Objective
Copy each of the entries below faithfully, setting aside any pictures.

• • • • •

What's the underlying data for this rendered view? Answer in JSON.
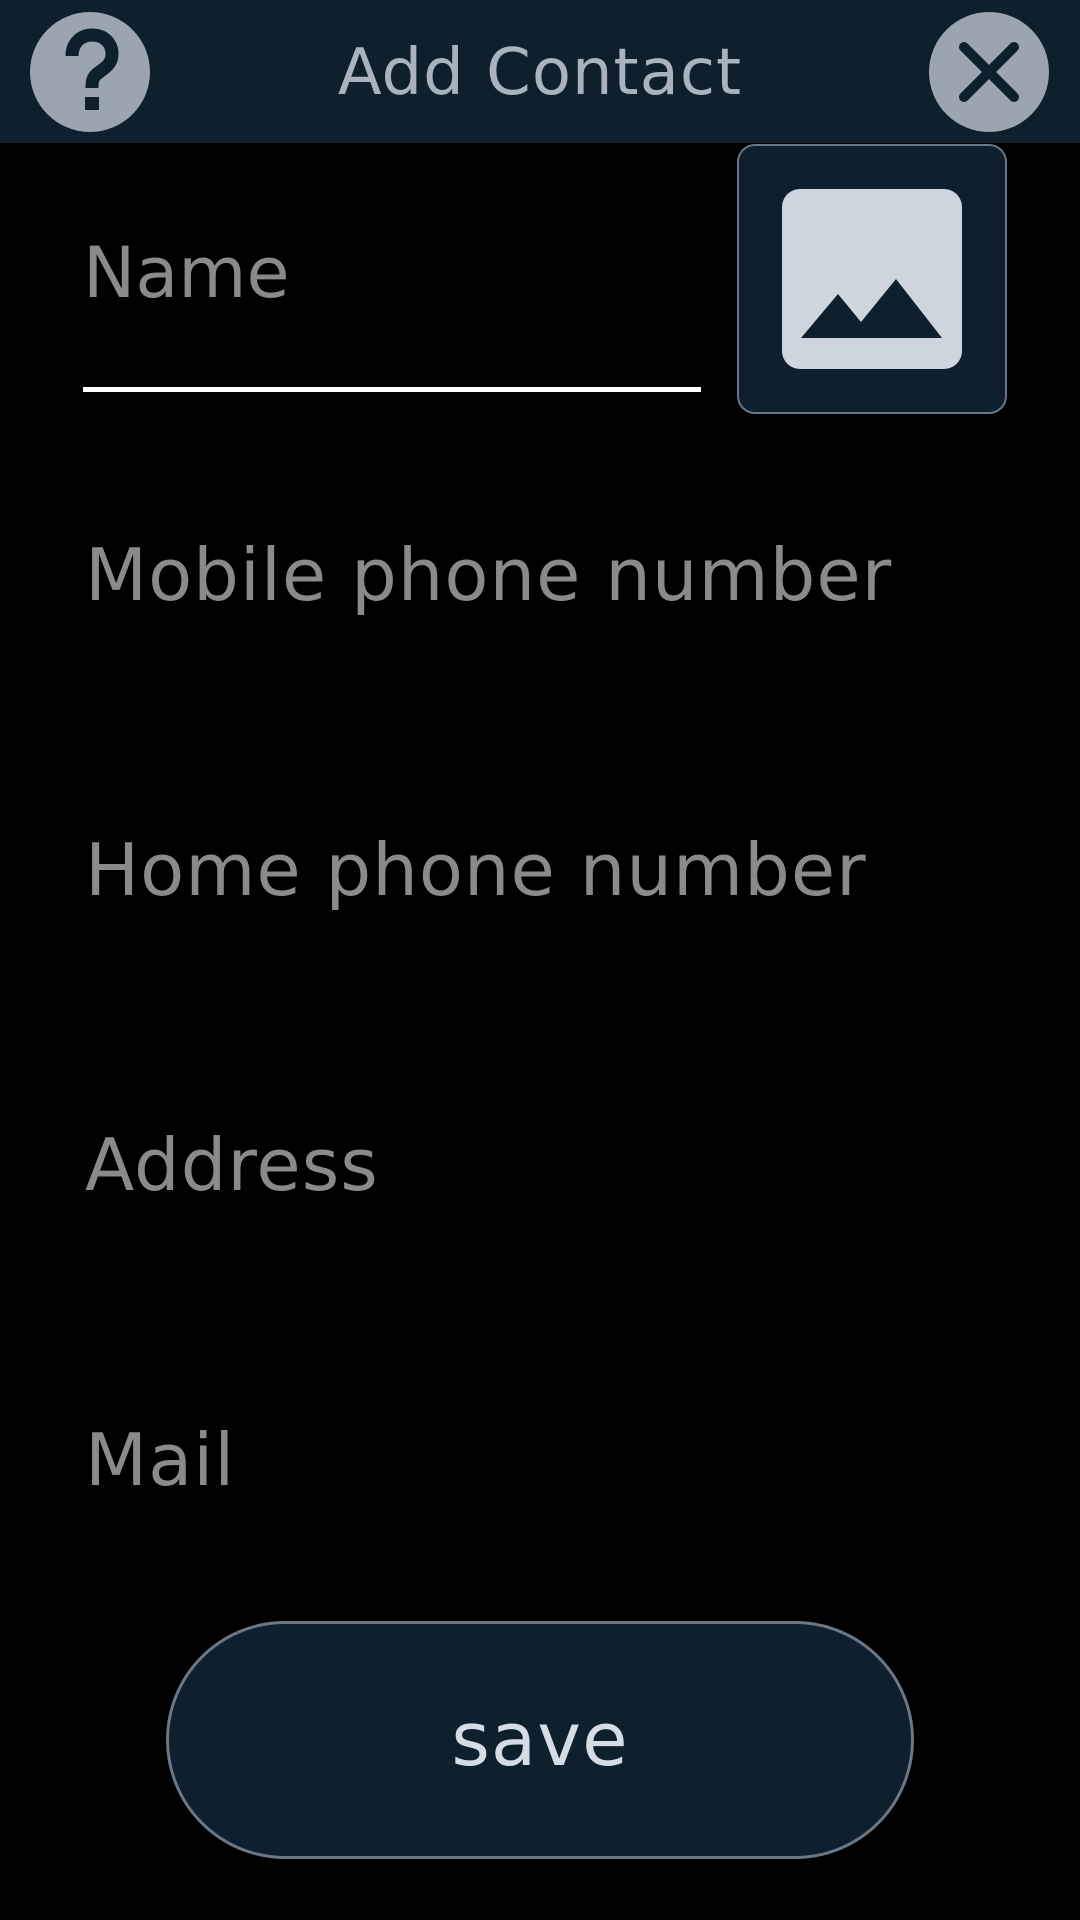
{
  "header": {
    "title": "Add Contact",
    "help_icon": "question-mark-icon",
    "close_icon": "close-x-icon"
  },
  "form": {
    "name_placeholder": "Name",
    "name_value": "",
    "photo_icon": "image-placeholder-icon",
    "mobile_placeholder": "Mobile phone number",
    "home_placeholder": "Home phone number",
    "address_placeholder": "Address",
    "mail_placeholder": "Mail"
  },
  "actions": {
    "save_label": "save"
  },
  "colors": {
    "background": "#000000",
    "header_bg": "#0e1f2e",
    "round_button_bg": "#9aa5af",
    "placeholder_text": "#8a8a8a",
    "underline": "#ffffff",
    "button_text": "#d4dde6",
    "button_border": "#6b7784"
  }
}
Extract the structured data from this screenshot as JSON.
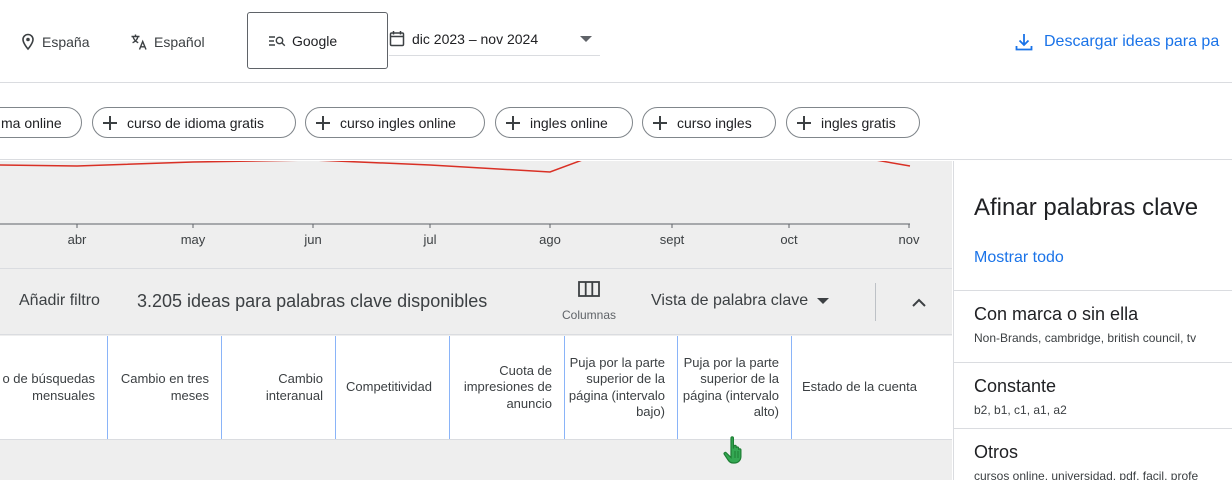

• • • • •

Written response
What's the underlying data for this rendered view? Answer in JSON.
{
  "header": {
    "title": "Add Contact",
    "help_icon": "question-mark-icon",
    "close_icon": "close-x-icon"
  },
  "form": {
    "name_placeholder": "Name",
    "name_value": "",
    "photo_icon": "image-placeholder-icon",
    "mobile_placeholder": "Mobile phone number",
    "home_placeholder": "Home phone number",
    "address_placeholder": "Address",
    "mail_placeholder": "Mail"
  },
  "actions": {
    "save_label": "save"
  },
  "colors": {
    "background": "#000000",
    "header_bg": "#0e1f2e",
    "round_button_bg": "#9aa5af",
    "placeholder_text": "#8a8a8a",
    "underline": "#ffffff",
    "button_text": "#d4dde6",
    "button_border": "#6b7784"
  }
}
Extract the structured data from this screenshot as JSON.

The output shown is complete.